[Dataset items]
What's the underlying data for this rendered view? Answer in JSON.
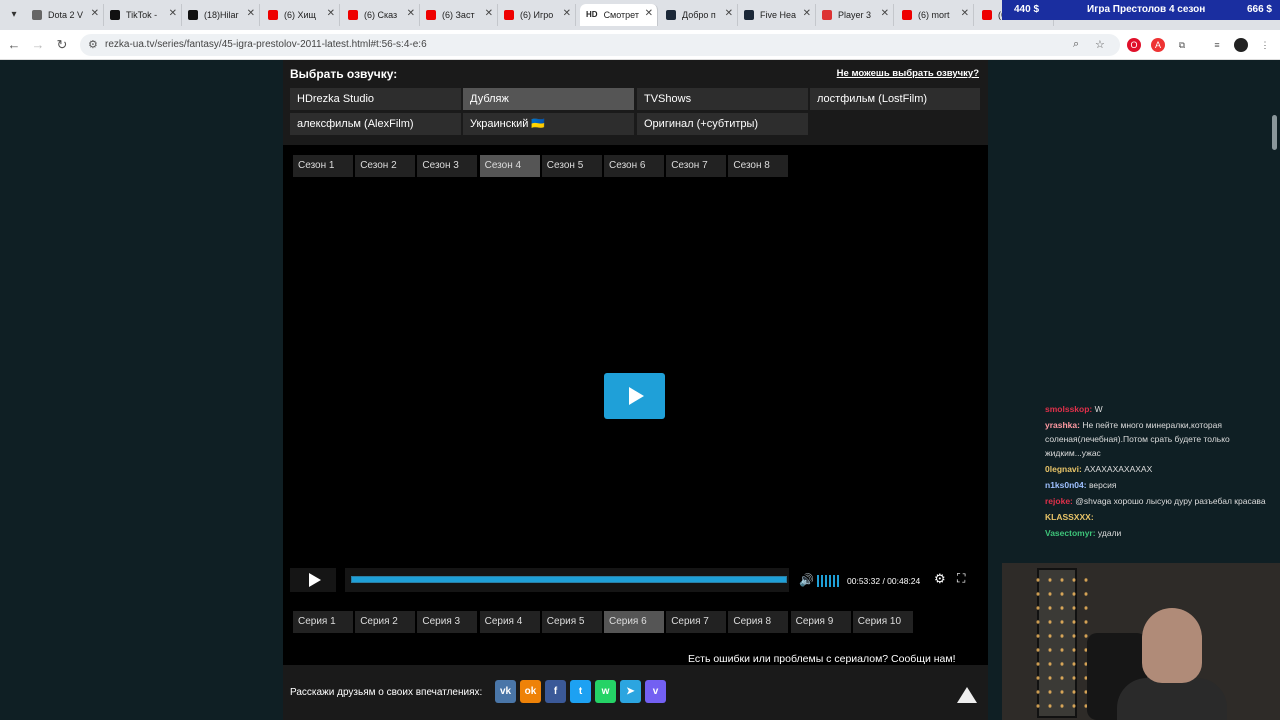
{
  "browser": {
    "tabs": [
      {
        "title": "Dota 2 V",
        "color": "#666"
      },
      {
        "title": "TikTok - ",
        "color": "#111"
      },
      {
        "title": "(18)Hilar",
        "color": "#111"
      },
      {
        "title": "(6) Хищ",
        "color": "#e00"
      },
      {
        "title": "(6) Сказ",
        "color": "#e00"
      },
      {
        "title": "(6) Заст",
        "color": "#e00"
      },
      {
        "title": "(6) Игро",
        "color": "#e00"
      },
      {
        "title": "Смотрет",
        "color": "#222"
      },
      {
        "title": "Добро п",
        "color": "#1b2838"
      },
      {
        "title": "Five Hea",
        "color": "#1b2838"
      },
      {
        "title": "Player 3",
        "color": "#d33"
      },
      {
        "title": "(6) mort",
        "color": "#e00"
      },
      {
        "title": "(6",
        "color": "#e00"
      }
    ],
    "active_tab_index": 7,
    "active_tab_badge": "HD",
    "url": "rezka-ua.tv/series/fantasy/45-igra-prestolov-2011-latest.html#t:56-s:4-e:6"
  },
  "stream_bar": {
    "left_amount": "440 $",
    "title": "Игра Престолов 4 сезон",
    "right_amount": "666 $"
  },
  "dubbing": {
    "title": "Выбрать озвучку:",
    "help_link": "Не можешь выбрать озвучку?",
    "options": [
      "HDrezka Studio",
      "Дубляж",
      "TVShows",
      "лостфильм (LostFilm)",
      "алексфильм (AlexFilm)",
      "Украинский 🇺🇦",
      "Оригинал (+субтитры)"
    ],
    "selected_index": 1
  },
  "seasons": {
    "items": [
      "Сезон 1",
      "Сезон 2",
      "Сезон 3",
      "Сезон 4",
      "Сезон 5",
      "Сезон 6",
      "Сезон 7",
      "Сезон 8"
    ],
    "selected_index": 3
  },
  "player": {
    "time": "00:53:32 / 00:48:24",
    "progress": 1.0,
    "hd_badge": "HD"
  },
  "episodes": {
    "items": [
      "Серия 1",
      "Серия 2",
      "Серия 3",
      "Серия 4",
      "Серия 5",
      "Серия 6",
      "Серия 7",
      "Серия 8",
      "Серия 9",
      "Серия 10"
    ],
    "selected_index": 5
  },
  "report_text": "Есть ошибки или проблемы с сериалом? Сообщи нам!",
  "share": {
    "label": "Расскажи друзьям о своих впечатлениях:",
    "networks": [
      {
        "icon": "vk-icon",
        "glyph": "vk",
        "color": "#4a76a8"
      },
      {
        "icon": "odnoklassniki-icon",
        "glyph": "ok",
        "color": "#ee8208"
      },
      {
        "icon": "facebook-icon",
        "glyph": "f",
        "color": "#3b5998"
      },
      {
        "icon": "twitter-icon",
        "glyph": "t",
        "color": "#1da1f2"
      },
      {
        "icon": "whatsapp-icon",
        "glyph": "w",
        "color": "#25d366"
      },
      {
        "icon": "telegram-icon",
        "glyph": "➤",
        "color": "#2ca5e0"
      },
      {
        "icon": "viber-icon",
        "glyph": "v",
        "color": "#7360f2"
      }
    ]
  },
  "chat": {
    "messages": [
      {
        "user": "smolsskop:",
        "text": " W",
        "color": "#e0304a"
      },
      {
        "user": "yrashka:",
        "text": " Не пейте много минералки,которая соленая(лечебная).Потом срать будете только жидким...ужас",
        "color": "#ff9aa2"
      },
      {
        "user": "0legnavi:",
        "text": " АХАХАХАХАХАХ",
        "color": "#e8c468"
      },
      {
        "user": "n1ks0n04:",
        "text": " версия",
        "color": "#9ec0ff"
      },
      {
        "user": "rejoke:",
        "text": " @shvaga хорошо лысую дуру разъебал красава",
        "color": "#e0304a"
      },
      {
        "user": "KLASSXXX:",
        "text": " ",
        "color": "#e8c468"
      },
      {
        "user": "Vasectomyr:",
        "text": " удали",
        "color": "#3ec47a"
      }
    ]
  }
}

==

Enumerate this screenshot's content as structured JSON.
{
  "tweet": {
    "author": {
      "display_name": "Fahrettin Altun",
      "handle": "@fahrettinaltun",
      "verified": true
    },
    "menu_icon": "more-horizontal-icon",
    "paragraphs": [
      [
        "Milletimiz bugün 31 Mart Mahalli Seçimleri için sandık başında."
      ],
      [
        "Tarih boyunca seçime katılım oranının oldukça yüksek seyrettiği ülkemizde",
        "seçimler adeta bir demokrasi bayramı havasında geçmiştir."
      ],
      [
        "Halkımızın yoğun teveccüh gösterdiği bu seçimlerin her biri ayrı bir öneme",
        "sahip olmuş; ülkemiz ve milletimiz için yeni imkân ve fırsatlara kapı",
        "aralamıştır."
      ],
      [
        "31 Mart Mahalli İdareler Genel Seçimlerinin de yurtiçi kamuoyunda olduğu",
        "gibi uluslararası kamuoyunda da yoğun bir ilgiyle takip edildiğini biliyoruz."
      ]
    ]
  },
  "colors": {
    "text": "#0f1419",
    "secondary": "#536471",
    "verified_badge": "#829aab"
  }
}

--

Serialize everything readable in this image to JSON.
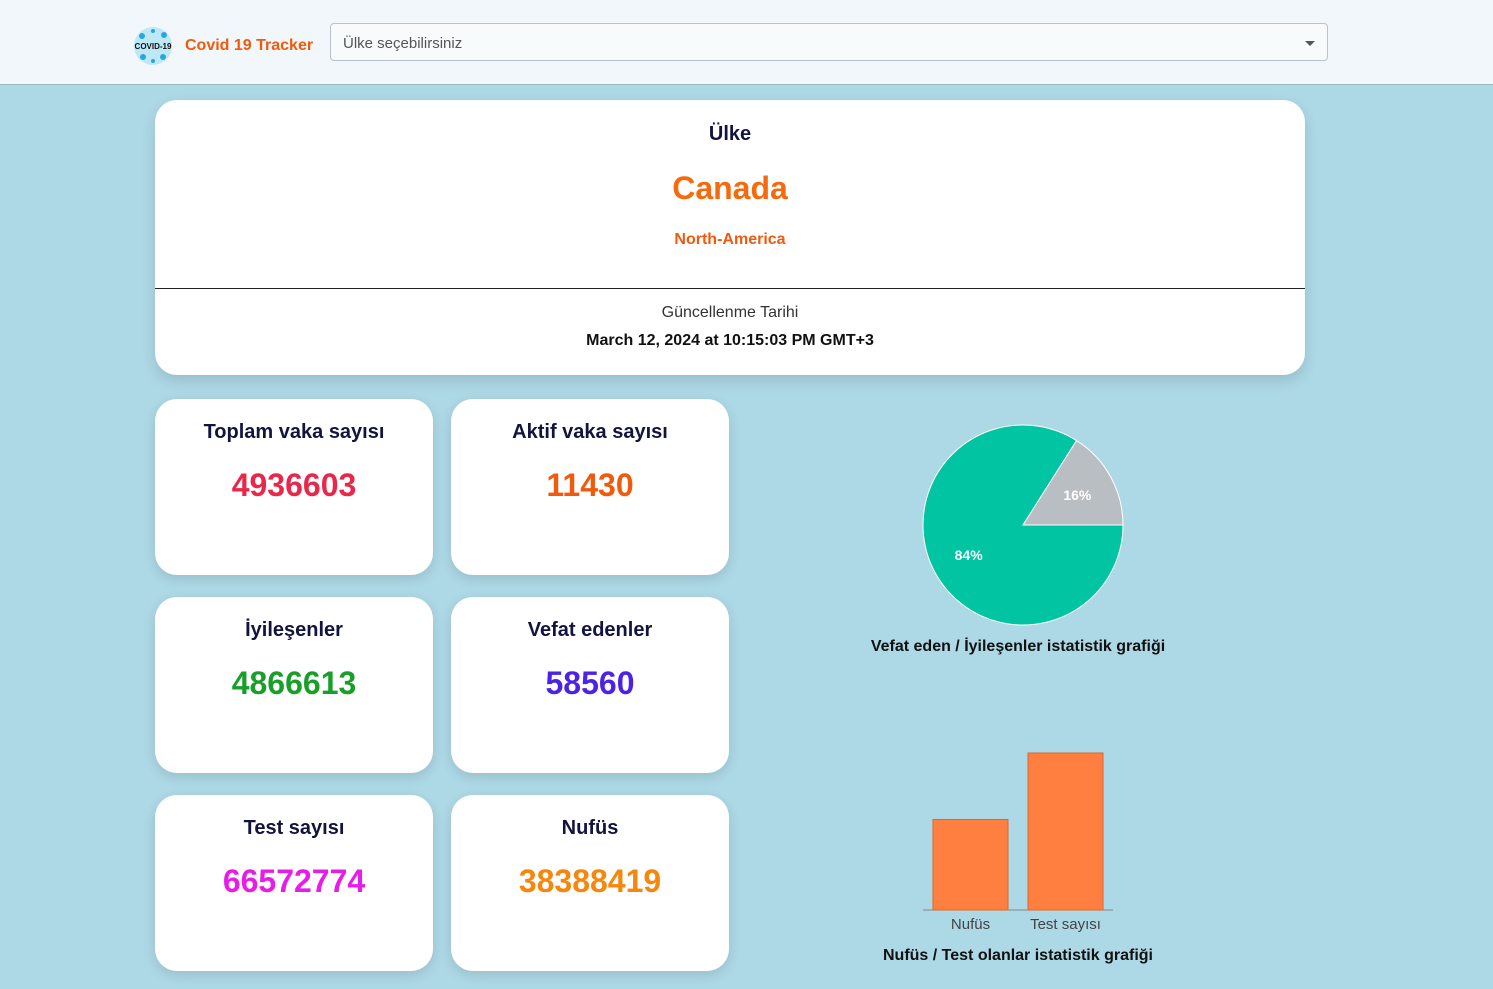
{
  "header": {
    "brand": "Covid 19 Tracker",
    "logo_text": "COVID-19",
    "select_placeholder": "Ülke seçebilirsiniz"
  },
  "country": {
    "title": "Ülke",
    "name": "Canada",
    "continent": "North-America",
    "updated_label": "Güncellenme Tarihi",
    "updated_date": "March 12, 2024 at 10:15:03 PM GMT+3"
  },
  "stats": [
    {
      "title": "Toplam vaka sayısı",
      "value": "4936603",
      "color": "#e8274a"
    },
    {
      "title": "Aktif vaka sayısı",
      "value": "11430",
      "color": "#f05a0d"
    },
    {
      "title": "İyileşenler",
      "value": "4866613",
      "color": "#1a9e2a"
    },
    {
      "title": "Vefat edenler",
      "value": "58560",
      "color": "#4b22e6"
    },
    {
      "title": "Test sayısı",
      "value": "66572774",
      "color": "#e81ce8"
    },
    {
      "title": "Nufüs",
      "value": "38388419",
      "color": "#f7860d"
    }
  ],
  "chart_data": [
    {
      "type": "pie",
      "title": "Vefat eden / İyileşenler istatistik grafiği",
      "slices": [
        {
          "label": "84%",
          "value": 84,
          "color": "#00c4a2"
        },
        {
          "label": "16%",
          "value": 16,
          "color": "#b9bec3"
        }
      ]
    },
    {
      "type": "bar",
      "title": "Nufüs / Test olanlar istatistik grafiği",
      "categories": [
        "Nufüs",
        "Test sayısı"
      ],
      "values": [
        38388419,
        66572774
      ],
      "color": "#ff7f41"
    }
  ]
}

* _Description of the task_:
Locate the word "Nufüs" in the entries, and copy every line where it is found.

* _The output_:
      "title": "Nufüs",
      "title": "Nufüs / Test olanlar istatistik grafiği",
        "Nufüs",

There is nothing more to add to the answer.